> **Task details**
Lay out each line of the data below as a JSON list of strings, one string per line, with blank lines left out.

### Entries shown

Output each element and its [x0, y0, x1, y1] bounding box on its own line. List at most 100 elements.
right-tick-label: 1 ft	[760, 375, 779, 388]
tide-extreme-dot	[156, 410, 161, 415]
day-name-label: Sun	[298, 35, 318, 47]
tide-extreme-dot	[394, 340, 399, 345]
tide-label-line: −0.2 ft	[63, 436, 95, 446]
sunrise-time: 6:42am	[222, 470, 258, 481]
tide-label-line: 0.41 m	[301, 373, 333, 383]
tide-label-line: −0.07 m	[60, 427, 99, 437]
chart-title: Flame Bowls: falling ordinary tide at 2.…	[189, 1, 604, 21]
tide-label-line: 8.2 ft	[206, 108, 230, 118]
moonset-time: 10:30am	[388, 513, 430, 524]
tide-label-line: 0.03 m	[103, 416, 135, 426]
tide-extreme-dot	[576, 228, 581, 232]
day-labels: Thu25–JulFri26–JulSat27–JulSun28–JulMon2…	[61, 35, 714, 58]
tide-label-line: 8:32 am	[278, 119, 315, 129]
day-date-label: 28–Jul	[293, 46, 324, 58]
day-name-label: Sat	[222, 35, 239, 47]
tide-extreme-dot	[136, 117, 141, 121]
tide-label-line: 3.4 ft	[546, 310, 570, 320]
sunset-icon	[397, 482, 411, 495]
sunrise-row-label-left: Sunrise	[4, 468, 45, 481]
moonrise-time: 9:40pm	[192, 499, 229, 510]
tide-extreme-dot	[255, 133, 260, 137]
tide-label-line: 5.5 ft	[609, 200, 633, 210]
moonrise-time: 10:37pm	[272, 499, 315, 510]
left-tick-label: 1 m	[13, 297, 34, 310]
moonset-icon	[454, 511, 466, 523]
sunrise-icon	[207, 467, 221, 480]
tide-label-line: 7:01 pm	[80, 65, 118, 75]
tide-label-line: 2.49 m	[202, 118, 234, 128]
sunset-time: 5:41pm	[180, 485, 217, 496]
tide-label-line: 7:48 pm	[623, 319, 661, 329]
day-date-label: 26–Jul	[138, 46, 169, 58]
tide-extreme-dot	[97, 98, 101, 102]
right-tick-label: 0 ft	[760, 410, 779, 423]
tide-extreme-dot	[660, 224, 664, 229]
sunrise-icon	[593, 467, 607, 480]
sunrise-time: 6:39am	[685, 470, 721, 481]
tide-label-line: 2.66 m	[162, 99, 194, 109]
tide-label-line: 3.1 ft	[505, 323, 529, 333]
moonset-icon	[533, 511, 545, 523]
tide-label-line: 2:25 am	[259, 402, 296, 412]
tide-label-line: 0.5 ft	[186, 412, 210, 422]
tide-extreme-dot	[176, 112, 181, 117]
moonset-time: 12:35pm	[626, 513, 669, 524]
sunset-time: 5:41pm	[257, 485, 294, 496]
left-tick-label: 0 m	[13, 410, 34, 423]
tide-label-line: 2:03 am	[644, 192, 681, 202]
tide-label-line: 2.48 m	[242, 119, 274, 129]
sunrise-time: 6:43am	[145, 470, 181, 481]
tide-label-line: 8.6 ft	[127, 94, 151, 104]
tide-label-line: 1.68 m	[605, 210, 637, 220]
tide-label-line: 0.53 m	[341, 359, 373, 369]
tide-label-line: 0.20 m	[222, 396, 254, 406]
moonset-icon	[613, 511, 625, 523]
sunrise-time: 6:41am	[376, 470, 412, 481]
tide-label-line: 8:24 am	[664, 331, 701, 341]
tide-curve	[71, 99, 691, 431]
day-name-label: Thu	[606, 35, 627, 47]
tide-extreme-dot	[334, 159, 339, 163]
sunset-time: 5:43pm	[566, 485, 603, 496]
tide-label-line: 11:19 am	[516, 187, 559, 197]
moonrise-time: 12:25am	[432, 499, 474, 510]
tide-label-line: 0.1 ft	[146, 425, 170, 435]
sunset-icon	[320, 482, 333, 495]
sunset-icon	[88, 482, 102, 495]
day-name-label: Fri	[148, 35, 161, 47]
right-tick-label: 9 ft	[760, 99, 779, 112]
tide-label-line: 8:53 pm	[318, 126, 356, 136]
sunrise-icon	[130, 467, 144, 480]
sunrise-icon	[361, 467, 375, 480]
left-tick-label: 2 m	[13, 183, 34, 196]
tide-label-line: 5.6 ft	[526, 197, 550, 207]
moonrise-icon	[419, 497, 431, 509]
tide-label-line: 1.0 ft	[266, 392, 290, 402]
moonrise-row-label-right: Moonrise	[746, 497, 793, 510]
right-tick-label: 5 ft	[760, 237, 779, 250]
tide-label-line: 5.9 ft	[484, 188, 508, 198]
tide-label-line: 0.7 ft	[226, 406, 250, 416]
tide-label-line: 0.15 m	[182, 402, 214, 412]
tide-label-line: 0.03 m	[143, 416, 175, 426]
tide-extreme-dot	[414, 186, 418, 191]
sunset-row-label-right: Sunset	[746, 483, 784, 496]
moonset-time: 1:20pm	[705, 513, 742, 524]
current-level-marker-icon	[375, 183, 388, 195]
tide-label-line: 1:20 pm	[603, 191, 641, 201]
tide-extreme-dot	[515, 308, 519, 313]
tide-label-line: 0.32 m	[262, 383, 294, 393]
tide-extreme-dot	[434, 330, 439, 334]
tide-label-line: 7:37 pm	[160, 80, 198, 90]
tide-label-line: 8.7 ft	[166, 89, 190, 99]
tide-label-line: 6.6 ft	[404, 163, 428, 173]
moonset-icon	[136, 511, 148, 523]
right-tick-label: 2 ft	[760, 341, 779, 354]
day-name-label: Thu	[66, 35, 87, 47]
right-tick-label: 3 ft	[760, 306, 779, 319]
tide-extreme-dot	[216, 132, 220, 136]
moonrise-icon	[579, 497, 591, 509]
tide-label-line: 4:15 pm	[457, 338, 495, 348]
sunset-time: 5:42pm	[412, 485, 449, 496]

######

> **The result**
[
  "Output each element and its [x0, y0, x1, y1] bounding box on its own line. List at most 100 elements.",
  "right-tick-label: 1 ft\t[760, 375, 779, 388]",
  "tide-extreme-dot\t[156, 410, 161, 415]",
  "day-name-label: Sun\t[298, 35, 318, 47]",
  "tide-extreme-dot\t[394, 340, 399, 345]",
  "tide-label-line: −0.2 ft\t[63, 436, 95, 446]",
  "sunrise-time: 6:42am\t[222, 470, 258, 481]",
  "tide-label-line: 0.41 m\t[301, 373, 333, 383]",
  "tide-label-line: −0.07 m\t[60, 427, 99, 437]",
  "chart-title: Flame Bowls: falling ordinary tide at 2.…\t[189, 1, 604, 21]",
  "tide-label-line: 8.2 ft\t[206, 108, 230, 118]",
  "moonset-time: 10:30am\t[388, 513, 430, 524]",
  "tide-label-line: 0.03 m\t[103, 416, 135, 426]",
  "tide-extreme-dot\t[576, 228, 581, 232]",
  "day-labels: Thu25–JulFri26–JulSat27–JulSun28–JulMon2…\t[61, 35, 714, 58]",
  "tide-label-line: 8:32 am\t[278, 119, 315, 129]",
  "day-date-label: 28–Jul\t[293, 46, 324, 58]",
  "day-name-label: Sat\t[222, 35, 239, 47]",
  "tide-extreme-dot\t[136, 117, 141, 121]",
  "tide-label-line: 3.4 ft\t[546, 310, 570, 320]",
  "sunset-icon\t[397, 482, 411, 495]",
  "sunrise-row-label-left: Sunrise\t[4, 468, 45, 481]",
  "moonrise-time: 9:40pm\t[192, 499, 229, 510]",
  "tide-extreme-dot\t[255, 133, 260, 137]",
  "tide-label-line: 5.5 ft\t[609, 200, 633, 210]",
  "moonrise-time: 10:37pm\t[272, 499, 315, 510]",
  "left-tick-label: 1 m\t[13, 297, 34, 310]",
  "moonset-icon\t[454, 511, 466, 523]",
  "sunrise-icon\t[207, 467, 221, 480]",
  "tide-label-line: 7:01 pm\t[80, 65, 118, 75]",
  "tide-label-line: 2.49 m\t[202, 118, 234, 128]",
  "sunset-time: 5:41pm\t[180, 485, 217, 496]",
  "tide-label-line: 7:48 pm\t[623, 319, 661, 329]",
  "day-date-label: 26–Jul\t[138, 46, 169, 58]",
  "tide-extreme-dot\t[97, 98, 101, 102]",
  "right-tick-label: 0 ft\t[760, 410, 779, 423]",
  "tide-extreme-dot\t[660, 224, 664, 229]",
  "sunrise-icon\t[593, 467, 607, 480]",
  "sunrise-time: 6:39am\t[685, 470, 721, 481]",
  "tide-label-line: 2.66 m\t[162, 99, 194, 109]",
  "tide-label-line: 3.1 ft\t[505, 323, 529, 333]",
  "moonset-icon\t[533, 511, 545, 523]",
  "tide-label-line: 2:25 am\t[259, 402, 296, 412]",
  "tide-label-line: 0.5 ft\t[186, 412, 210, 422]",
  "tide-extreme-dot\t[176, 112, 181, 117]",
  "moonset-time: 12:35pm\t[626, 513, 669, 524]",
  "sunset-time: 5:41pm\t[257, 485, 294, 496]",
  "left-tick-label: 0 m\t[13, 410, 34, 423]",
  "tide-label-line: 2:03 am\t[644, 192, 681, 202]",
  "tide-label-line: 2.48 m\t[242, 119, 274, 129]",
  "sunrise-time: 6:43am\t[145, 470, 181, 481]",
  "tide-label-line: 8.6 ft\t[127, 94, 151, 104]",
  "tide-label-line: 1.68 m\t[605, 210, 637, 220]",
  "tide-label-line: 0.53 m\t[341, 359, 373, 369]",
  "tide-label-line: 0.20 m\t[222, 396, 254, 406]",
  "moonset-icon\t[613, 511, 625, 523]",
  "sunrise-time: 6:41am\t[376, 470, 412, 481]",
  "tide-label-line: 8:24 am\t[664, 331, 701, 341]",
  "tide-curve\t[71, 99, 691, 431]",
  "day-name-label: Thu\t[606, 35, 627, 47]",
  "tide-extreme-dot\t[334, 159, 339, 163]",
  "sunset-time: 5:43pm\t[566, 485, 603, 496]",
  "tide-label-line: 11:19 am\t[516, 187, 559, 197]",
  "moonrise-time: 12:25am\t[432, 499, 474, 510]",
  "tide-label-line: 0.1 ft\t[146, 425, 170, 435]",
  "sunset-icon\t[320, 482, 333, 495]",
  "sunset-icon\t[88, 482, 102, 495]",
  "day-name-label: Fri\t[148, 35, 161, 47]",
  "right-tick-label: 9 ft\t[760, 99, 779, 112]",
  "tide-label-line: 8:53 pm\t[318, 126, 356, 136]",
  "sunrise-icon\t[130, 467, 144, 480]",
  "sunrise-icon\t[361, 467, 375, 480]",
  "left-tick-label: 2 m\t[13, 183, 34, 196]",
  "tide-label-line: 5.6 ft\t[526, 197, 550, 207]",
  "moonrise-icon\t[419, 497, 431, 509]",
  "tide-label-line: 1.0 ft\t[266, 392, 290, 402]",
  "moonrise-row-label-right: Moonrise\t[746, 497, 793, 510]",
  "right-tick-label: 5 ft\t[760, 237, 779, 250]",
  "tide-label-line: 5.9 ft\t[484, 188, 508, 198]",
  "tide-label-line: 0.7 ft\t[226, 406, 250, 416]",
  "tide-label-line: 0.15 m\t[182, 402, 214, 412]",
  "tide-label-line: 0.03 m\t[143, 416, 175, 426]",
  "tide-extreme-dot\t[414, 186, 418, 191]",
  "sunset-row-label-right: Sunset\t[746, 483, 784, 496]",
  "moonset-time: 1:20pm\t[705, 513, 742, 524]",
  "current-level-marker-icon\t[375, 183, 388, 195]",
  "tide-label-line: 1:20 pm\t[603, 191, 641, 201]",
  "tide-extreme-dot\t[515, 308, 519, 313]",
  "tide-label-line: 0.32 m\t[262, 383, 294, 393]",
  "tide-extreme-dot\t[434, 330, 439, 334]",
  "tide-label-line: 7:37 pm\t[160, 80, 198, 90]",
  "tide-label-line: 8.7 ft\t[166, 89, 190, 99]",
  "tide-label-line: 6.6 ft\t[404, 163, 428, 173]",
  "moonset-icon\t[136, 511, 148, 523]",
  "right-tick-label: 2 ft\t[760, 341, 779, 354]",
  "day-name-label: Thu\t[66, 35, 87, 47]",
  "right-tick-label: 3 ft\t[760, 306, 779, 319]",
  "tide-extreme-dot\t[216, 132, 220, 136]",
  "moonrise-icon\t[579, 497, 591, 509]",
  "tide-label-line: 4:15 pm\t[457, 338, 495, 348]",
  "sunset-time: 5:42pm\t[412, 485, 449, 496]"
]